• [What is required]: Would you output the whole listing below, exactly as it reads?

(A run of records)

__________________________________________________

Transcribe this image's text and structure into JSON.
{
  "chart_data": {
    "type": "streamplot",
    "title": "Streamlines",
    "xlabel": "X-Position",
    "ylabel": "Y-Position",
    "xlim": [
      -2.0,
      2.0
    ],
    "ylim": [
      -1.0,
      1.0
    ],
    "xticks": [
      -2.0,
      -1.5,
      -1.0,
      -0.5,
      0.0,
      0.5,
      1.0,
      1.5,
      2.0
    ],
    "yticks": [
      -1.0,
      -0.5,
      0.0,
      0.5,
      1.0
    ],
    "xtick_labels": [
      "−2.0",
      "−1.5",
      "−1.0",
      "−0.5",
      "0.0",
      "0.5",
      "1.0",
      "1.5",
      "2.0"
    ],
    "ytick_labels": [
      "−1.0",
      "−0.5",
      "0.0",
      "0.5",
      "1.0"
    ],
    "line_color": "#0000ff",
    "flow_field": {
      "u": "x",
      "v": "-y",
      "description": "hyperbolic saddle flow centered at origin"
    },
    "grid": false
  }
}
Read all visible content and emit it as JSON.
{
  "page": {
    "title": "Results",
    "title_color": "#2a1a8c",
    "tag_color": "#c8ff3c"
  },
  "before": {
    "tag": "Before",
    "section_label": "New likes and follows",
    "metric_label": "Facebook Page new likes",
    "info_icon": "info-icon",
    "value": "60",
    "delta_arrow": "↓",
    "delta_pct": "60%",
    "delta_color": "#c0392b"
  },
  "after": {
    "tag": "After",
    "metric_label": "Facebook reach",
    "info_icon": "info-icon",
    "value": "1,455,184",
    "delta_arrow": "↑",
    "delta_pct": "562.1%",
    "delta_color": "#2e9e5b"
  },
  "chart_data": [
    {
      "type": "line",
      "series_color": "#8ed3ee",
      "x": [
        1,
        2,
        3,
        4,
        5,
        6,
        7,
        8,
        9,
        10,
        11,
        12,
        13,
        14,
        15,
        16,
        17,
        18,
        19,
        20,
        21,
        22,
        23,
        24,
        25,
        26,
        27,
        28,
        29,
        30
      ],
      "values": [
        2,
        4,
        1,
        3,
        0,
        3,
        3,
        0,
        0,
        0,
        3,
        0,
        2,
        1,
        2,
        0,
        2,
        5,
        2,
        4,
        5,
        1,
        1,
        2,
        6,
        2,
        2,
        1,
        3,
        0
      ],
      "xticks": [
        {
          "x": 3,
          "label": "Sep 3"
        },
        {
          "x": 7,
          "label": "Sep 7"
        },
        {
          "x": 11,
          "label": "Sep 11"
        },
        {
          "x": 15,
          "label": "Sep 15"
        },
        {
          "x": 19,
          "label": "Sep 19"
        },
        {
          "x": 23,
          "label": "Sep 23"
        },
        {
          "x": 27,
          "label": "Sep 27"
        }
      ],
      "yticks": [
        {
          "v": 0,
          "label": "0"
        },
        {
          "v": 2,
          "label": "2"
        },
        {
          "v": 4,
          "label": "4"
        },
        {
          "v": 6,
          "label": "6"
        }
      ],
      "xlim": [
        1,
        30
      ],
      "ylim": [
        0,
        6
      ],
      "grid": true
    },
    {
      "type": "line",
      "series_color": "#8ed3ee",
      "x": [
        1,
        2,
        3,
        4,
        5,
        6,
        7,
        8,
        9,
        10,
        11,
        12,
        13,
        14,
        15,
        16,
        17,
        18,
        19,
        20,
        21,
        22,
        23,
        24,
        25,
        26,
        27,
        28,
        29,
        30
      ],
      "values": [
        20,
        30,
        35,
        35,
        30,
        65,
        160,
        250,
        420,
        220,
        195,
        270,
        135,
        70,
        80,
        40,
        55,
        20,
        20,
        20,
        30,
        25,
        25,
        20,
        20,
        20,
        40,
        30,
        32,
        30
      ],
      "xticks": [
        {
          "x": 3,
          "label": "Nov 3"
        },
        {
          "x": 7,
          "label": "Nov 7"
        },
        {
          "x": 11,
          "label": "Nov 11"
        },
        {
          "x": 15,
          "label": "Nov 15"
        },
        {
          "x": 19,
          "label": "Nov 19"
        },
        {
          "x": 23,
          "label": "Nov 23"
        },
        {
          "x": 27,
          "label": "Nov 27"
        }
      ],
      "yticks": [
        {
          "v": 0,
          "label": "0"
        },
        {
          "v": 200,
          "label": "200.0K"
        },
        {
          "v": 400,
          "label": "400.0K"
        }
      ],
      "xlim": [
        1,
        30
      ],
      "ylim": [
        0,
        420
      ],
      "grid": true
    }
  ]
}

__________________________________________________

• [The solution]:
Transcribe this image's text and structure into JSON.
{
  "chart_data": {
    "type": "streamplot",
    "title": "Streamlines",
    "xlabel": "X-Position",
    "ylabel": "Y-Position",
    "xlim": [
      -2.0,
      2.0
    ],
    "ylim": [
      -1.0,
      1.0
    ],
    "xticks": [
      -2.0,
      -1.5,
      -1.0,
      -0.5,
      0.0,
      0.5,
      1.0,
      1.5,
      2.0
    ],
    "yticks": [
      -1.0,
      -0.5,
      0.0,
      0.5,
      1.0
    ],
    "xtick_labels": [
      "−2.0",
      "−1.5",
      "−1.0",
      "−0.5",
      "0.0",
      "0.5",
      "1.0",
      "1.5",
      "2.0"
    ],
    "ytick_labels": [
      "−1.0",
      "−0.5",
      "0.0",
      "0.5",
      "1.0"
    ],
    "line_color": "#0000ff",
    "flow_field": {
      "u": "x",
      "v": "-y",
      "description": "hyperbolic saddle flow centered at origin"
    },
    "grid": false
  }
}
Read all visible content and emit it as JSON.
{
  "page": {
    "title": "Results",
    "title_color": "#2a1a8c",
    "tag_color": "#c8ff3c"
  },
  "before": {
    "tag": "Before",
    "section_label": "New likes and follows",
    "metric_label": "Facebook Page new likes",
    "info_icon": "info-icon",
    "value": "60",
    "delta_arrow": "↓",
    "delta_pct": "60%",
    "delta_color": "#c0392b"
  },
  "after": {
    "tag": "After",
    "metric_label": "Facebook reach",
    "info_icon": "info-icon",
    "value": "1,455,184",
    "delta_arrow": "↑",
    "delta_pct": "562.1%",
    "delta_color": "#2e9e5b"
  },
  "chart_data": [
    {
      "type": "line",
      "series_color": "#8ed3ee",
      "x": [
        1,
        2,
        3,
        4,
        5,
        6,
        7,
        8,
        9,
        10,
        11,
        12,
        13,
        14,
        15,
        16,
        17,
        18,
        19,
        20,
        21,
        22,
        23,
        24,
        25,
        26,
        27,
        28,
        29,
        30
      ],
      "values": [
        2,
        4,
        1,
        3,
        0,
        3,
        3,
        0,
        0,
        0,
        3,
        0,
        2,
        1,
        2,
        0,
        2,
        5,
        2,
        4,
        5,
        1,
        1,
        2,
        6,
        2,
        2,
        1,
        3,
        0
      ],
      "xticks": [
        {
          "x": 3,
          "label": "Sep 3"
        },
        {
          "x": 7,
          "label": "Sep 7"
        },
        {
          "x": 11,
          "label": "Sep 11"
        },
        {
          "x": 15,
          "label": "Sep 15"
        },
        {
          "x": 19,
          "label": "Sep 19"
        },
        {
          "x": 23,
          "label": "Sep 23"
        },
        {
          "x": 27,
          "label": "Sep 27"
        }
      ],
      "yticks": [
        {
          "v": 0,
          "label": "0"
        },
        {
          "v": 2,
          "label": "2"
        },
        {
          "v": 4,
          "label": "4"
        },
        {
          "v": 6,
          "label": "6"
        }
      ],
      "xlim": [
        1,
        30
      ],
      "ylim": [
        0,
        6
      ],
      "grid": true
    },
    {
      "type": "line",
      "series_color": "#8ed3ee",
      "x": [
        1,
        2,
        3,
        4,
        5,
        6,
        7,
        8,
        9,
        10,
        11,
        12,
        13,
        14,
        15,
        16,
        17,
        18,
        19,
        20,
        21,
        22,
        23,
        24,
        25,
        26,
        27,
        28,
        29,
        30
      ],
      "values": [
        20,
        30,
        35,
        35,
        30,
        65,
        160,
        250,
        420,
        220,
        195,
        270,
        135,
        70,
        80,
        40,
        55,
        20,
        20,
        20,
        30,
        25,
        25,
        20,
        20,
        20,
        40,
        30,
        32,
        30
      ],
      "xticks": [
        {
          "x": 3,
          "label": "Nov 3"
        },
        {
          "x": 7,
          "label": "Nov 7"
        },
        {
          "x": 11,
          "label": "Nov 11"
        },
        {
          "x": 15,
          "label": "Nov 15"
        },
        {
          "x": 19,
          "label": "Nov 19"
        },
        {
          "x": 23,
          "label": "Nov 23"
        },
        {
          "x": 27,
          "label": "Nov 27"
        }
      ],
      "yticks": [
        {
          "v": 0,
          "label": "0"
        },
        {
          "v": 200,
          "label": "200.0K"
        },
        {
          "v": 400,
          "label": "400.0K"
        }
      ],
      "xlim": [
        1,
        30
      ],
      "ylim": [
        0,
        420
      ],
      "grid": true
    }
  ]
}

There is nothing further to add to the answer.